* [SUPPLIED DATA]:
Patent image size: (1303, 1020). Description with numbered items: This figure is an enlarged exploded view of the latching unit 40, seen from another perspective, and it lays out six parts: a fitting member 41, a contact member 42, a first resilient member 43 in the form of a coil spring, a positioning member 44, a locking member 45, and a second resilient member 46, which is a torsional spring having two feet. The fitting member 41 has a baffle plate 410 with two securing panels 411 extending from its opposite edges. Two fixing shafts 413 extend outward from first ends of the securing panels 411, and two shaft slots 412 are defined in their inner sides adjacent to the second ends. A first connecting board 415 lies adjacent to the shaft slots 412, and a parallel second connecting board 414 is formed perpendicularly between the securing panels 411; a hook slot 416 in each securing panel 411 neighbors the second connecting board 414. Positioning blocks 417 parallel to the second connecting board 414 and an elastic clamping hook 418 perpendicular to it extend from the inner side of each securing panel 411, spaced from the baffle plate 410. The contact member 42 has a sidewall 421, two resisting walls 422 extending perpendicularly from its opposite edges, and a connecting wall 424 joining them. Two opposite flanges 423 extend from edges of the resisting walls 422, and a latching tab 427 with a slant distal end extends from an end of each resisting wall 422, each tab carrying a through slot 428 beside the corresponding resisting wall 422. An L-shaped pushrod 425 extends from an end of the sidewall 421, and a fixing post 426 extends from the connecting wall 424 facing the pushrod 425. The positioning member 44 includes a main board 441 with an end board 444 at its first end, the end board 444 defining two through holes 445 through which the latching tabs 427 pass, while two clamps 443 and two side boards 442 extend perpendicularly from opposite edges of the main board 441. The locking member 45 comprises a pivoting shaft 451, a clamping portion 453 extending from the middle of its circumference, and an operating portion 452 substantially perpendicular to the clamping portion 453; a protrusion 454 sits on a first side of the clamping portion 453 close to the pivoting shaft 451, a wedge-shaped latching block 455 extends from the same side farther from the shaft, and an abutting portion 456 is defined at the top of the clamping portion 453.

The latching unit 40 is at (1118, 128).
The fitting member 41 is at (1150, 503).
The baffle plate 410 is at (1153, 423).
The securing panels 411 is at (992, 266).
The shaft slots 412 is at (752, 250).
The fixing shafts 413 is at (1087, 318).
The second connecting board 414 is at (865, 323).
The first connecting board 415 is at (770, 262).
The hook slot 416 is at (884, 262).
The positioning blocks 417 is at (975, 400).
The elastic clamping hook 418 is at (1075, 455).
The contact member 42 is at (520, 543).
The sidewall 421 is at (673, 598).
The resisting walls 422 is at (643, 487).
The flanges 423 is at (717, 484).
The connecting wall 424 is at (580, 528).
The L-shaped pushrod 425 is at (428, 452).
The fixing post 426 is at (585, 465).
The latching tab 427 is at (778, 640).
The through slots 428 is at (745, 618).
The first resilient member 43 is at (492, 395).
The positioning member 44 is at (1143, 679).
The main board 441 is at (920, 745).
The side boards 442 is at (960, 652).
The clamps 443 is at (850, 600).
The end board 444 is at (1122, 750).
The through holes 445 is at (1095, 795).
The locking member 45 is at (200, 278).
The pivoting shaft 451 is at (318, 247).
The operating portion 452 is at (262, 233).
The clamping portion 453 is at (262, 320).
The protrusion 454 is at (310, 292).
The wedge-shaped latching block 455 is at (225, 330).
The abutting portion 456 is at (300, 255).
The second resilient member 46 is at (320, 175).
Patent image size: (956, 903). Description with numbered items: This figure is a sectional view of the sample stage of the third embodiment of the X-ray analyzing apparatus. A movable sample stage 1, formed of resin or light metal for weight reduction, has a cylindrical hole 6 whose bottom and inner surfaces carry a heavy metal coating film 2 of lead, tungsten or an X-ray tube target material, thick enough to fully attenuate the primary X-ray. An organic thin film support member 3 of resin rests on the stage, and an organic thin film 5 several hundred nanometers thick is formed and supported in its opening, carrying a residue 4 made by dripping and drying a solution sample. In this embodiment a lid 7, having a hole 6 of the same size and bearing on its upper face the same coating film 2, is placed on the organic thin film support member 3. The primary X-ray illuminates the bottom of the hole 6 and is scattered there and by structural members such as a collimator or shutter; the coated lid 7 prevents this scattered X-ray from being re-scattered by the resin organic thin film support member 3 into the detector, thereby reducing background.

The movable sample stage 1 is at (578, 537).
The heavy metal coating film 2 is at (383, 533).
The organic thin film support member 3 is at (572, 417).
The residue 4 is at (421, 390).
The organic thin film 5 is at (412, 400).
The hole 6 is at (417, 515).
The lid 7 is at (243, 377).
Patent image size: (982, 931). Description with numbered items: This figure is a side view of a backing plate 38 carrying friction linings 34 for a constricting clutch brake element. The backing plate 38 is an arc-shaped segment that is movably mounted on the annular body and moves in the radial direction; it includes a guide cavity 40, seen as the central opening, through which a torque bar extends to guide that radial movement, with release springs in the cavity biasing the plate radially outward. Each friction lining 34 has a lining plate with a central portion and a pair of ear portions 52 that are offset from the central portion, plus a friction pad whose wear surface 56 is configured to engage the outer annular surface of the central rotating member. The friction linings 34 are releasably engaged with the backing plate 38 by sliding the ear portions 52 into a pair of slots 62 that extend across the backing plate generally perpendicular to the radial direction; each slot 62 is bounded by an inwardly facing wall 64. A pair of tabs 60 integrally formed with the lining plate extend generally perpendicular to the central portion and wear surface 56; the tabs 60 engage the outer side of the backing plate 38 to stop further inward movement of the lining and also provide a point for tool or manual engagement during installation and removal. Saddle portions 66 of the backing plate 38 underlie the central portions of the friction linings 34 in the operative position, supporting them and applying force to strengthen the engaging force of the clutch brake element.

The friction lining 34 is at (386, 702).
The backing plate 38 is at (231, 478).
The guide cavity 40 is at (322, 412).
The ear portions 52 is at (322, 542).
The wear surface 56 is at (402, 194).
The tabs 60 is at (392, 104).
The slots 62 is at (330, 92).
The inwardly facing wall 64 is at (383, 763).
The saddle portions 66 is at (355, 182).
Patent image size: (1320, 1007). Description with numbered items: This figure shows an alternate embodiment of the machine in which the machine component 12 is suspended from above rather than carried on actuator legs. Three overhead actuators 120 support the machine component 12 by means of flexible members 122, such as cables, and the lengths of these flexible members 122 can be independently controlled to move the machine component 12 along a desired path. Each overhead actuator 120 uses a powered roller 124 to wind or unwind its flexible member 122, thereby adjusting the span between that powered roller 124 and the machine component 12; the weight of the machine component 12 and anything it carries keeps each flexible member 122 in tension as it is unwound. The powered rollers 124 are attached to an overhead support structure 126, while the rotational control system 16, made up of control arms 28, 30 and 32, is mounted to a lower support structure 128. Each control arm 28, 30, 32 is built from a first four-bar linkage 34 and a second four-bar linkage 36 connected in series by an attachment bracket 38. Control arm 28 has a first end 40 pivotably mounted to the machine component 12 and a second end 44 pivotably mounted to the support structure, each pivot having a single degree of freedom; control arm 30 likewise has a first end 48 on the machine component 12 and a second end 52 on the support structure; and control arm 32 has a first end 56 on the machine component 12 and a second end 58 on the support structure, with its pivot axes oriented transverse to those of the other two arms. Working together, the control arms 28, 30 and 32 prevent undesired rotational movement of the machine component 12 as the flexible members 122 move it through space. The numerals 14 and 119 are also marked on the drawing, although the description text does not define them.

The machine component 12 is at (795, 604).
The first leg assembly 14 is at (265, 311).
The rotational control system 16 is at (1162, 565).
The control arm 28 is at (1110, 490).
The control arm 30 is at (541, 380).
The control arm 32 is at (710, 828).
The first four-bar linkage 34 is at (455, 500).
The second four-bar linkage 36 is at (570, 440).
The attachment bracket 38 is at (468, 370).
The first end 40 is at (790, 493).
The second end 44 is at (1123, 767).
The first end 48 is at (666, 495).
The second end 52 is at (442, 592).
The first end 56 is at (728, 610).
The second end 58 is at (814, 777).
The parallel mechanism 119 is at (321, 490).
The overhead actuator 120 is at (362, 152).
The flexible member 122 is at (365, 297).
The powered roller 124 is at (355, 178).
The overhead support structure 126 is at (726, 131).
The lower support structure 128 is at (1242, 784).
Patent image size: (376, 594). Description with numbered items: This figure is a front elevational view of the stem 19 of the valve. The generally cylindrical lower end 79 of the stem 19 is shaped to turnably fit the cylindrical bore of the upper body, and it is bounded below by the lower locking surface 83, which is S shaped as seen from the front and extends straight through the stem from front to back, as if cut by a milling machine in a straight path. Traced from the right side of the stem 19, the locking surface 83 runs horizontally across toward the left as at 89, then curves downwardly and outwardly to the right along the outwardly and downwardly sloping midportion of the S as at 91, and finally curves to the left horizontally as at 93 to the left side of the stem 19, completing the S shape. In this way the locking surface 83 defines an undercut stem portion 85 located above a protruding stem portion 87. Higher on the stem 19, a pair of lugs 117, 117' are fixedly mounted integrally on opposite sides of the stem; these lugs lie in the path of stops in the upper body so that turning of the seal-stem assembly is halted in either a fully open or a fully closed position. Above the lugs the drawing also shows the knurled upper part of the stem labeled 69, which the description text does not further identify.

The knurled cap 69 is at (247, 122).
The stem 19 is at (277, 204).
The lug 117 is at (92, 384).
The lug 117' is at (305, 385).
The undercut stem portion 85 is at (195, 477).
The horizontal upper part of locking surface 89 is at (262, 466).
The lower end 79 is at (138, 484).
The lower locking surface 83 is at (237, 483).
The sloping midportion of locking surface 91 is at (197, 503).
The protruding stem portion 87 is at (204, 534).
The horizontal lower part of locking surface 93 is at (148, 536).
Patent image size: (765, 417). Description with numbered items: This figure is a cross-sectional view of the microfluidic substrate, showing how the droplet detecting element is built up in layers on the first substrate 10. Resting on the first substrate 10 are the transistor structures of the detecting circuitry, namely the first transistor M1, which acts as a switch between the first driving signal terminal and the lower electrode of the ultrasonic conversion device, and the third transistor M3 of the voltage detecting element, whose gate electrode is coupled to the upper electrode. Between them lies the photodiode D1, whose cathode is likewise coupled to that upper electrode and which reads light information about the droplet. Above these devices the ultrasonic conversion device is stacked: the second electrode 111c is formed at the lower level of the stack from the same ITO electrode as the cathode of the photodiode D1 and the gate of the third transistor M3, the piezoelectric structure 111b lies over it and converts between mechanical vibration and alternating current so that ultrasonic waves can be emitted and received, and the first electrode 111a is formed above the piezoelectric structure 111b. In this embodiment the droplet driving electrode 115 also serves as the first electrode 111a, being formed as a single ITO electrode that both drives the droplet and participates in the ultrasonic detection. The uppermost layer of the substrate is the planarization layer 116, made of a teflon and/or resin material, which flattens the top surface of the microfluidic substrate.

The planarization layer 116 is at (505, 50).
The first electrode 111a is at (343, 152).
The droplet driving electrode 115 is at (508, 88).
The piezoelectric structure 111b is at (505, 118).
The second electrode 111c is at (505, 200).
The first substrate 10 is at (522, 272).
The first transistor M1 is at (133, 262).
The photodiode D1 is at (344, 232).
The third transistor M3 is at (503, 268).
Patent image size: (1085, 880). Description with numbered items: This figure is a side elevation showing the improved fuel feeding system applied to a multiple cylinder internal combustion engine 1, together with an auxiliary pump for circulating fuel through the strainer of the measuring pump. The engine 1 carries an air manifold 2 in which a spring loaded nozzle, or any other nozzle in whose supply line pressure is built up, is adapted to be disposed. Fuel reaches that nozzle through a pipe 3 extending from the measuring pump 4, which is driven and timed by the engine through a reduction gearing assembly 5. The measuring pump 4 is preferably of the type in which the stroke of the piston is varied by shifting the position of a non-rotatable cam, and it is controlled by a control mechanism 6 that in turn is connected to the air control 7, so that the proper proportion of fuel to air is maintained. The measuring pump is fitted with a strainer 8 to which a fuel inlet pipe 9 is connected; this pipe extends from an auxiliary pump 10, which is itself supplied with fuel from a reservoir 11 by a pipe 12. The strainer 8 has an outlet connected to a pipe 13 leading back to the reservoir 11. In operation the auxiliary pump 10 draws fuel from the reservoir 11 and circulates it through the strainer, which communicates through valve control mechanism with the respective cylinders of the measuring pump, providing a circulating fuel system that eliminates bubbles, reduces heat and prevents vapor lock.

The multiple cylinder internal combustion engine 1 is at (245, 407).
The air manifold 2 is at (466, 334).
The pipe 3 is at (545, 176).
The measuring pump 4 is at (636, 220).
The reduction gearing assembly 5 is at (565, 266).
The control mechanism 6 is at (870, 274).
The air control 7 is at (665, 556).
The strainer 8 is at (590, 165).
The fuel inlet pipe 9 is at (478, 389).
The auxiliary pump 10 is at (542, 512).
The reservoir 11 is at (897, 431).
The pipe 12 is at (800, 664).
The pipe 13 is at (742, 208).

* [SHORT TASK]: Which lines in the rows contain the word "residue"? Copy out each of those lines in full.

* [PROBLEM SOLUTION]:
Patent image size: (956, 903). Description with numbered items: This figure is a sectional view of the sample stage of the third embodiment of the X-ray analyzing apparatus. A movable sample stage 1, formed of resin or light metal for weight reduction, has a cylindrical hole 6 whose bottom and inner surfaces carry a heavy metal coating film 2 of lead, tungsten or an X-ray tube target material, thick enough to fully attenuate the primary X-ray. An organic thin film support member 3 of resin rests on the stage, and an organic thin film 5 several hundred nanometers thick is formed and supported in its opening, carrying a residue 4 made by dripping and drying a solution sample. In this embodiment a lid 7, having a hole 6 of the same size and bearing on its upper face the same coating film 2, is placed on the organic thin film support member 3. The primary X-ray illuminates the bottom of the hole 6 and is scattered there and by structural members such as a collimator or shutter; the coated lid 7 prevents this scattered X-ray from being re-scattered by the resin organic thin film support member 3 into the detector, thereby reducing background.
The residue 4 is at (421, 390).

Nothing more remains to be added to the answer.